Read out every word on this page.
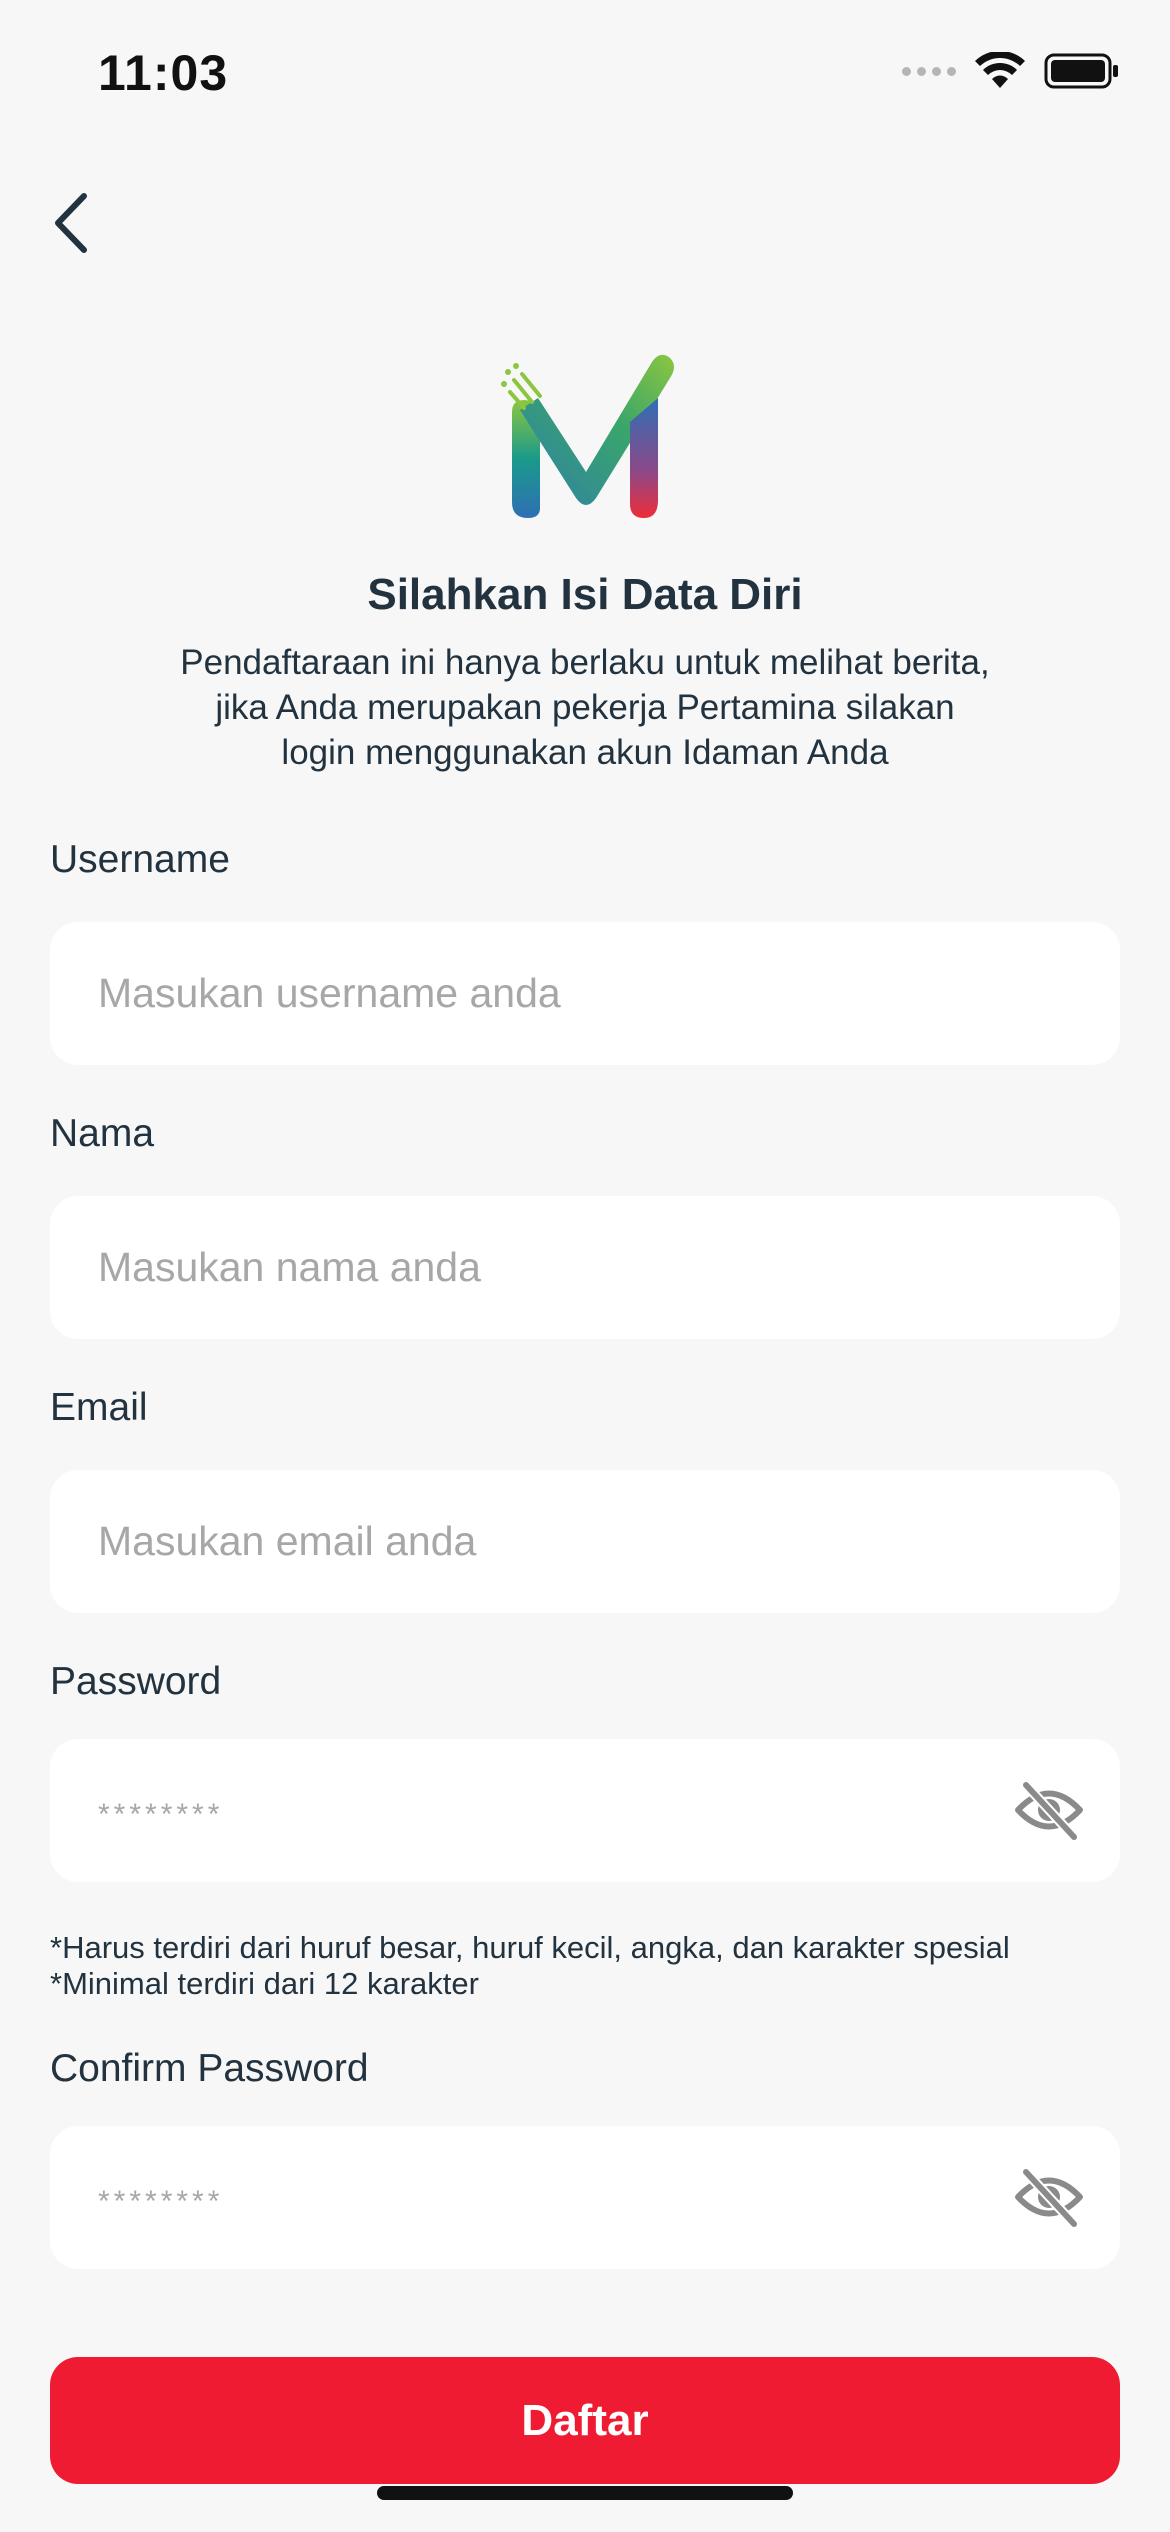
11:03
Silahkan Isi Data Diri
Pendaftaraan ini hanya berlaku untuk melihat berita,
jika Anda merupakan pekerja Pertamina silakan
login menggunakan akun Idaman Anda
Username
Masukan username anda
Nama
Masukan nama anda
Email
Masukan email anda
Password
*Harus terdiri dari huruf besar, huruf kecil, angka, dan karakter spesial
*Minimal terdiri dari 12 karakter
Confirm Password
Daftar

**Your objective:**
Select all lines in the listing above where the word "karakter" appears, and show them.

**Exercise response:**
*Harus terdiri dari huruf besar, huruf kecil, angka, dan karakter spesial
*Minimal terdiri dari 12 karakter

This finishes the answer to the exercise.